** Task goal **
Write out every entry exactly as given, but omit the pictures.

** The input **
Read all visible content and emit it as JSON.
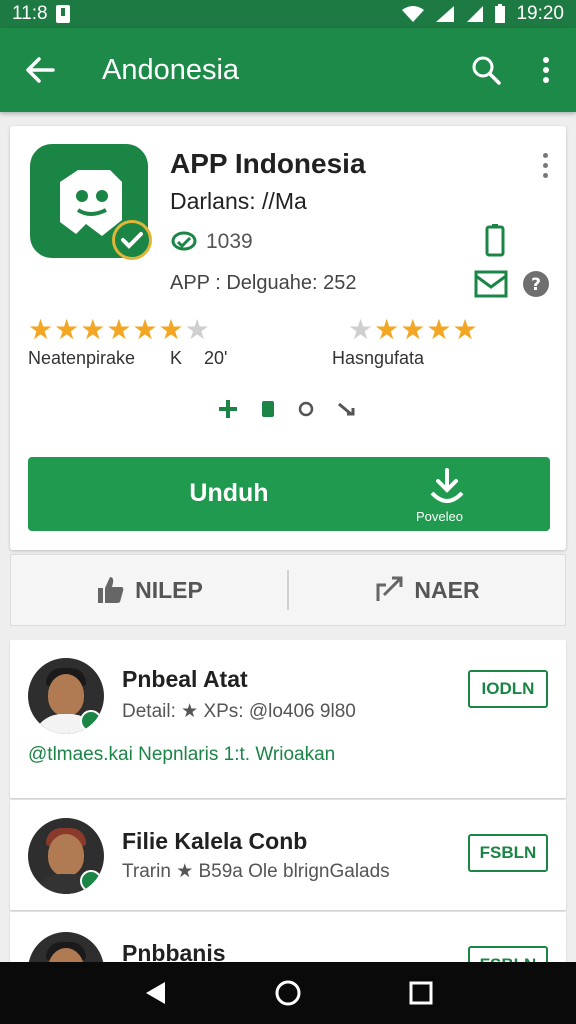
{
  "status_bar": {
    "time_left": "11:8",
    "time_right": "19:20"
  },
  "app_bar": {
    "title": "Andonesia"
  },
  "app": {
    "name": "APP Indonesia",
    "developer": "Darlans: //Ma",
    "downloads": "1039",
    "category": "APP : Delguahe: 252",
    "rating_left": {
      "label": "Neatenpirake",
      "count_a": "K",
      "count_b": "20'",
      "stars": 4.5
    },
    "rating_right": {
      "label": "Hasngufata",
      "stars": 4.5
    },
    "download_label": "Unduh",
    "download_sub": "Poveleo"
  },
  "like_bar": {
    "like_label": "NILEP",
    "share_label": "NAER"
  },
  "list": [
    {
      "name": "Pnbeal Atat",
      "meta": "Detail: ★ XPs: @lo406 9l80",
      "tag": "@tlmaes.kai  Nepnlaris 1:t. Wrioakan",
      "button": "IODLN"
    },
    {
      "name": "Filie Kalela Conb",
      "meta": "Trarin ★ B59a Ole blrignGalads",
      "button": "FSBLN"
    },
    {
      "name": "Pnbbanis",
      "button": "FSBLN"
    }
  ],
  "colors": {
    "primary": "#1e8a4a",
    "accent": "#f2a623"
  }
}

** Reply to the exercise **
Read all visible content and emit it as JSON.
{
  "status_bar": {
    "time_left": "11:8",
    "time_right": "19:20"
  },
  "app_bar": {
    "title": "Andonesia"
  },
  "app": {
    "name": "APP Indonesia",
    "developer": "Darlans: //Ma",
    "downloads": "1039",
    "category": "APP : Delguahe: 252",
    "rating_left": {
      "label": "Neatenpirake",
      "count_a": "K",
      "count_b": "20'",
      "stars": 4.5
    },
    "rating_right": {
      "label": "Hasngufata",
      "stars": 4.5
    },
    "download_label": "Unduh",
    "download_sub": "Poveleo"
  },
  "like_bar": {
    "like_label": "NILEP",
    "share_label": "NAER"
  },
  "list": [
    {
      "name": "Pnbeal Atat",
      "meta": "Detail: ★ XPs: @lo406 9l80",
      "tag": "@tlmaes.kai  Nepnlaris 1:t. Wrioakan",
      "button": "IODLN"
    },
    {
      "name": "Filie Kalela Conb",
      "meta": "Trarin ★ B59a Ole blrignGalads",
      "button": "FSBLN"
    },
    {
      "name": "Pnbbanis",
      "button": "FSBLN"
    }
  ],
  "colors": {
    "primary": "#1e8a4a",
    "accent": "#f2a623"
  }
}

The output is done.